══ SUPPLIED RECORDS

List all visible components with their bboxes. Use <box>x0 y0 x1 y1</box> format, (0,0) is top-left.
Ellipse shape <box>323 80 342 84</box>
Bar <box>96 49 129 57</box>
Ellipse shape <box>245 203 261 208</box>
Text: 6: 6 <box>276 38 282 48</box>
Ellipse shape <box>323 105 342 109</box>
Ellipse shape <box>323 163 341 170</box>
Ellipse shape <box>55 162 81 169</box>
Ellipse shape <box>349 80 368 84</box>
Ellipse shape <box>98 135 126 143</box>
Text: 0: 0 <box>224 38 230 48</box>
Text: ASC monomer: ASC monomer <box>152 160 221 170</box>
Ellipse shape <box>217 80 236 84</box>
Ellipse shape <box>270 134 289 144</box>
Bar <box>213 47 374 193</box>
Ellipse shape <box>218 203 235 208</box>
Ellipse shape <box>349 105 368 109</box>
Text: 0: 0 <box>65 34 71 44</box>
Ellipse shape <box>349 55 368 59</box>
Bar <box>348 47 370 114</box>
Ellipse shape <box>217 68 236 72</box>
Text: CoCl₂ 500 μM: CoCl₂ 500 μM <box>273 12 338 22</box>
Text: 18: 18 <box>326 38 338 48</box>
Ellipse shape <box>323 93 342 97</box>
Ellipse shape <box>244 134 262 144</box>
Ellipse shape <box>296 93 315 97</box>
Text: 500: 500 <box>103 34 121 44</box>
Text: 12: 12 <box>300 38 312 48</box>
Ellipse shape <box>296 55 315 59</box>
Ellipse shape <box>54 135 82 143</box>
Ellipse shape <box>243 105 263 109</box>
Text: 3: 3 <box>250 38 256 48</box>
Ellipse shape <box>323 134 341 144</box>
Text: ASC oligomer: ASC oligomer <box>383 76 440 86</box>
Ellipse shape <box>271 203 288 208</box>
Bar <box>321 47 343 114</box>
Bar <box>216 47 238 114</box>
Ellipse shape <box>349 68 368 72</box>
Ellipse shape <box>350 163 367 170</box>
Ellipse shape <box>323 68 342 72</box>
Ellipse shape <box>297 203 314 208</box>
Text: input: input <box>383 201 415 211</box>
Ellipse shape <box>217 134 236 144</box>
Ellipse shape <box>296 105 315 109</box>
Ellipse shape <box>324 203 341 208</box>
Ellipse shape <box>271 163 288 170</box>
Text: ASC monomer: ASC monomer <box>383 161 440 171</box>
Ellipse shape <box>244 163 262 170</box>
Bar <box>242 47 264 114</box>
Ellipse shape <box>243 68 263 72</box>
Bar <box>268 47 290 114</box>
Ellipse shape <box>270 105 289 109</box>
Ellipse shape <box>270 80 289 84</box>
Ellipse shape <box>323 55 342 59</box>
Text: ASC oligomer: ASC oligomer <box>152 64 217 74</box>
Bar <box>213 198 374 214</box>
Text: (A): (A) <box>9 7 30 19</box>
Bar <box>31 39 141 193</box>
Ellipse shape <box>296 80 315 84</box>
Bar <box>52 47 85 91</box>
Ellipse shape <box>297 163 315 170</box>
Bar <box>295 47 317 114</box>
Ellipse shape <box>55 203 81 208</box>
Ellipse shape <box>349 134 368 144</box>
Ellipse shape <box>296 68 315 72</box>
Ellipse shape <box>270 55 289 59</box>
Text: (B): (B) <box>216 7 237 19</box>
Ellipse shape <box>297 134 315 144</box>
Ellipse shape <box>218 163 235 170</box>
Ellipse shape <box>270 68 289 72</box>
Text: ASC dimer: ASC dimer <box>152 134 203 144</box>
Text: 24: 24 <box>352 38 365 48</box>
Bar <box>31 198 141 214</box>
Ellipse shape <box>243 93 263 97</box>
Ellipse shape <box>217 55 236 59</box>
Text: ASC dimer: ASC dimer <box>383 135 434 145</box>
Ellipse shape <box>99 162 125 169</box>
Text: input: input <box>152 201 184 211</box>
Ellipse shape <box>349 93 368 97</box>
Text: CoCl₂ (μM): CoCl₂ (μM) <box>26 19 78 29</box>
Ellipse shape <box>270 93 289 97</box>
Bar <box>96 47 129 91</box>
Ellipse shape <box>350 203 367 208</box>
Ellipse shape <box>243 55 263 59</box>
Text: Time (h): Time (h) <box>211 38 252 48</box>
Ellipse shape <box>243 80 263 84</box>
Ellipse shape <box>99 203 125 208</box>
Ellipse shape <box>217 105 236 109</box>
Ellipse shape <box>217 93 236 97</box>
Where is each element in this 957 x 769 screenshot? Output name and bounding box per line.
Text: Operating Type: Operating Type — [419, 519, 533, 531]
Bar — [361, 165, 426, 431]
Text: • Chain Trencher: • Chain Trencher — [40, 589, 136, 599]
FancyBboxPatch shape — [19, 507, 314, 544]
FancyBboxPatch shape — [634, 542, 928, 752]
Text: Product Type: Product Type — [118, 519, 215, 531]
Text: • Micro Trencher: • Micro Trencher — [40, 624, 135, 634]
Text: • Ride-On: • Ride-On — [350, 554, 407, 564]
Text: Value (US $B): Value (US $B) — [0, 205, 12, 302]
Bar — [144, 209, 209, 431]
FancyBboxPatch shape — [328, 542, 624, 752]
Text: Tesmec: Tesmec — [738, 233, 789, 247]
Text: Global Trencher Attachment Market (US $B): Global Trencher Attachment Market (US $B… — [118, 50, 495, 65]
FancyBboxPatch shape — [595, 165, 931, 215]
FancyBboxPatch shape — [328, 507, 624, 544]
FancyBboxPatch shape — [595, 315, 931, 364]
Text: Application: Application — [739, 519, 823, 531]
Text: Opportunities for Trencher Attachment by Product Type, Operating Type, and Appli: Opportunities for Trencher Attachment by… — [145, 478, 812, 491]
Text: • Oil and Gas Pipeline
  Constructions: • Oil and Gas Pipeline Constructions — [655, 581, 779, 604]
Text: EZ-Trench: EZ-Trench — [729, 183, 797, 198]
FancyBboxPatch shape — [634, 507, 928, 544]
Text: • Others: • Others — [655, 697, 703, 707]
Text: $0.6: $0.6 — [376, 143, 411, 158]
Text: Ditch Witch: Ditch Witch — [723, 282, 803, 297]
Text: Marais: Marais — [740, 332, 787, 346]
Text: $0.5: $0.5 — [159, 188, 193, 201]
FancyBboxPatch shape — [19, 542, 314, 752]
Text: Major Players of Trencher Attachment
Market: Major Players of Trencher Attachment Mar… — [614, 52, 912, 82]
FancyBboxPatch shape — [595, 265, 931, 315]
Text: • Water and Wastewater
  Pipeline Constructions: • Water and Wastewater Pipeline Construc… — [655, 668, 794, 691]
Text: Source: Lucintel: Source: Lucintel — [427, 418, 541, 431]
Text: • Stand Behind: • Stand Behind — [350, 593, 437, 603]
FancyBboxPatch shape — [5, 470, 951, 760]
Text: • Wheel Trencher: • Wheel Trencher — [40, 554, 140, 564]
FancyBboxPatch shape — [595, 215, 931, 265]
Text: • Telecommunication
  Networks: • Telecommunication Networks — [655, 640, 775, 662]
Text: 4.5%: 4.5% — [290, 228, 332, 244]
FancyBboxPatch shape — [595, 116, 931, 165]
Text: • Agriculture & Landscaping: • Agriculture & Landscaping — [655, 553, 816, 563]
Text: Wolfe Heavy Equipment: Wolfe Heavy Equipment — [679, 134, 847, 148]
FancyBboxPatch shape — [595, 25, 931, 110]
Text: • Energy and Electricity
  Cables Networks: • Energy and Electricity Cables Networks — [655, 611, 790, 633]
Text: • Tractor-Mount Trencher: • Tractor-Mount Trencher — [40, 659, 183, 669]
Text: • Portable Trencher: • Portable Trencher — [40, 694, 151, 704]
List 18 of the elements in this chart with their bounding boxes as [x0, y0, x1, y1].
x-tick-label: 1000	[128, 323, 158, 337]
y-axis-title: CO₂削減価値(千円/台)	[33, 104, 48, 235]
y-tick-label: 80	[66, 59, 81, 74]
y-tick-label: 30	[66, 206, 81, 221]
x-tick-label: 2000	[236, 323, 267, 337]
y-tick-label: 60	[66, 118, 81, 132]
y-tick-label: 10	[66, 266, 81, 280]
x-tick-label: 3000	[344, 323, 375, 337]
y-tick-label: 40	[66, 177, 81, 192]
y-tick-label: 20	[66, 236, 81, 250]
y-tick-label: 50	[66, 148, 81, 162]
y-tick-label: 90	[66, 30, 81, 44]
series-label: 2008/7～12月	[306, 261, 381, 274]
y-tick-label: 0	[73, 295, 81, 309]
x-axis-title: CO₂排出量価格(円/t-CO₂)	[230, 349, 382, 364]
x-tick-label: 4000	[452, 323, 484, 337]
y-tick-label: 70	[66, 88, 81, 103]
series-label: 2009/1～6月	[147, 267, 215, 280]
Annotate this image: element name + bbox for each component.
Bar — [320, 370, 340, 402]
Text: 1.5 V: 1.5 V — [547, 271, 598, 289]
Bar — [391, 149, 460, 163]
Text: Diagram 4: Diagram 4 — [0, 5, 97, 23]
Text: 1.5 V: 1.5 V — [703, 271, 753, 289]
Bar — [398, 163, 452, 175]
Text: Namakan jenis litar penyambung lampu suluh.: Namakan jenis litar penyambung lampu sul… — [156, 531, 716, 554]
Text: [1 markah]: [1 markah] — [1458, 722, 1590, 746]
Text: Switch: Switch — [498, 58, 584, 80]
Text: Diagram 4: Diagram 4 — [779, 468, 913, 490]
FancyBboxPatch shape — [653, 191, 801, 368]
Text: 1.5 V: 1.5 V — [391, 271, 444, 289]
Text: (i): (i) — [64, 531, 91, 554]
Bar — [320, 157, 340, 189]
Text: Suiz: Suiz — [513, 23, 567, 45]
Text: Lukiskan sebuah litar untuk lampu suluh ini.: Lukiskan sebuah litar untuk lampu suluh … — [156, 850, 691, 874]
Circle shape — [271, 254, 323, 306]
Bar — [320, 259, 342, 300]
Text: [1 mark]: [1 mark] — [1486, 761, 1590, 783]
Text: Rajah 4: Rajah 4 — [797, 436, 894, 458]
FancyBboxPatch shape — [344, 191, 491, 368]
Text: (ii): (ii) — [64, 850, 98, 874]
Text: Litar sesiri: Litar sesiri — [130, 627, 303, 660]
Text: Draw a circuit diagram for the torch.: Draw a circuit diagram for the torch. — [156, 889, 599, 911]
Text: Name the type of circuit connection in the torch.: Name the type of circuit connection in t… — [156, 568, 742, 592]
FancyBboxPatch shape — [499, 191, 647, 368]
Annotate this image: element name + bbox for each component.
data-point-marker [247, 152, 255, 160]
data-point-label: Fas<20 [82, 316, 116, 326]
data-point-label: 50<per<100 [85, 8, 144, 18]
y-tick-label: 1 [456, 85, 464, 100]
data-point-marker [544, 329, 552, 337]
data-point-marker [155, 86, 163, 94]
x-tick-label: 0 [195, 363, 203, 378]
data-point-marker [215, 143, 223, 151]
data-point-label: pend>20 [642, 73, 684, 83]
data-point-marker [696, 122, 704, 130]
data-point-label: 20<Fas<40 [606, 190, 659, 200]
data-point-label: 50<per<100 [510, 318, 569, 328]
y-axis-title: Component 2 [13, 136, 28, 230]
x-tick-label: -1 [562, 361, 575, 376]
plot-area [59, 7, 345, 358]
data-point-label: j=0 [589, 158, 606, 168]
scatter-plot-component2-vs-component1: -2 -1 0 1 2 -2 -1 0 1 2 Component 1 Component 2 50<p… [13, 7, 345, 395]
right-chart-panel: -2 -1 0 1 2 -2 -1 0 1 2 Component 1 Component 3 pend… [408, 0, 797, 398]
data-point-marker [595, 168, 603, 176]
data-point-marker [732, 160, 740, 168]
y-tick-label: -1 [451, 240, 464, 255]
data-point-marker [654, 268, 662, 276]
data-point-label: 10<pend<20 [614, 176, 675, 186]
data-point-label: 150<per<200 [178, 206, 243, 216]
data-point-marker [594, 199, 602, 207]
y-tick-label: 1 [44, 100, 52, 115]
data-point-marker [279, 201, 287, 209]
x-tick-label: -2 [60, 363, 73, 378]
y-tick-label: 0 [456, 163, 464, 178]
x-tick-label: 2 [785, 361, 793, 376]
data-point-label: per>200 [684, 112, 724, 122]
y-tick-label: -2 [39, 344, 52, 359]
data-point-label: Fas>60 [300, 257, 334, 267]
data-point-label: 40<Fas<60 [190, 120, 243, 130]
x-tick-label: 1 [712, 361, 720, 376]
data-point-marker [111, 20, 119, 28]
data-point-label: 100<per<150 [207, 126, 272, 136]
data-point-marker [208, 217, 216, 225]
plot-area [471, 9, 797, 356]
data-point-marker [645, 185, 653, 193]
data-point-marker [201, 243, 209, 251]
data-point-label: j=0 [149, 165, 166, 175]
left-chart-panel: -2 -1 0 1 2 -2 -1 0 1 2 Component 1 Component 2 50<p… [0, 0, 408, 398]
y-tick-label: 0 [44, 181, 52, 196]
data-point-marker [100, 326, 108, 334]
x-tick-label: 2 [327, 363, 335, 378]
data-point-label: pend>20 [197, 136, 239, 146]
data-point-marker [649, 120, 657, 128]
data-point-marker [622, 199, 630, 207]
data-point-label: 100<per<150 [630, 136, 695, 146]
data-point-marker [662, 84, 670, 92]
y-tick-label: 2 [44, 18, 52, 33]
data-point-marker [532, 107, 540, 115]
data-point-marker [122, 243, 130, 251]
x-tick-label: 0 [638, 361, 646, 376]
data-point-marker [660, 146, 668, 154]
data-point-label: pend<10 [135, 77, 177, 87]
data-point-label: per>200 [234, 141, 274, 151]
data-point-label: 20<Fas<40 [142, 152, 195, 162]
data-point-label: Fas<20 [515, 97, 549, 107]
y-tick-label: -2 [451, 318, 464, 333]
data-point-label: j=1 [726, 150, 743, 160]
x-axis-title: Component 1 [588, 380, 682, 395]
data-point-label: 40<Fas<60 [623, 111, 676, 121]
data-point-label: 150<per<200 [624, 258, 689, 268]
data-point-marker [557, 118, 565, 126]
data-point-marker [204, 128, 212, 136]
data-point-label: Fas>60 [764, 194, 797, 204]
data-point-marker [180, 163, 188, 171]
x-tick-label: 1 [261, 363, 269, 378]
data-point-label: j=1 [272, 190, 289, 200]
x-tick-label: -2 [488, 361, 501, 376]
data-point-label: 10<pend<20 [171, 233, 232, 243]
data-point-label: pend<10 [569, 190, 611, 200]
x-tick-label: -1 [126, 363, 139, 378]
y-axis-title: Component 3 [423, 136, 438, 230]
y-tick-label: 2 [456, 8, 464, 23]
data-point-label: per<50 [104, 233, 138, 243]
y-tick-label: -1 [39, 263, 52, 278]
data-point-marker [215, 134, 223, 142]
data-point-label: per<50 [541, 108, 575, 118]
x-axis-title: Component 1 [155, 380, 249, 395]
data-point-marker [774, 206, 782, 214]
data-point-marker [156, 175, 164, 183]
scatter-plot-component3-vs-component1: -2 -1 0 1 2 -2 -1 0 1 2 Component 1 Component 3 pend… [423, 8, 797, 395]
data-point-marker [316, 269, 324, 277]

════

In everything from the start of the records down to the line containing "Ellipse shape <box>349 55 368 59</box>", rename "Bar" to "Rectangle" and reproduce those lines with nothing else changed.

List all visible components with their bboxes. Use <box>x0 y0 x1 y1</box> format, (0,0) is top-left.
Ellipse shape <box>323 80 342 84</box>
Rectangle <box>96 49 129 57</box>
Ellipse shape <box>245 203 261 208</box>
Text: 6: 6 <box>276 38 282 48</box>
Ellipse shape <box>323 105 342 109</box>
Ellipse shape <box>323 163 341 170</box>
Ellipse shape <box>55 162 81 169</box>
Ellipse shape <box>349 80 368 84</box>
Ellipse shape <box>98 135 126 143</box>
Text: 0: 0 <box>224 38 230 48</box>
Text: ASC monomer: ASC monomer <box>152 160 221 170</box>
Ellipse shape <box>217 80 236 84</box>
Ellipse shape <box>270 134 289 144</box>
Rectangle <box>213 47 374 193</box>
Ellipse shape <box>218 203 235 208</box>
Ellipse shape <box>349 105 368 109</box>
Text: 0: 0 <box>65 34 71 44</box>
Ellipse shape <box>349 55 368 59</box>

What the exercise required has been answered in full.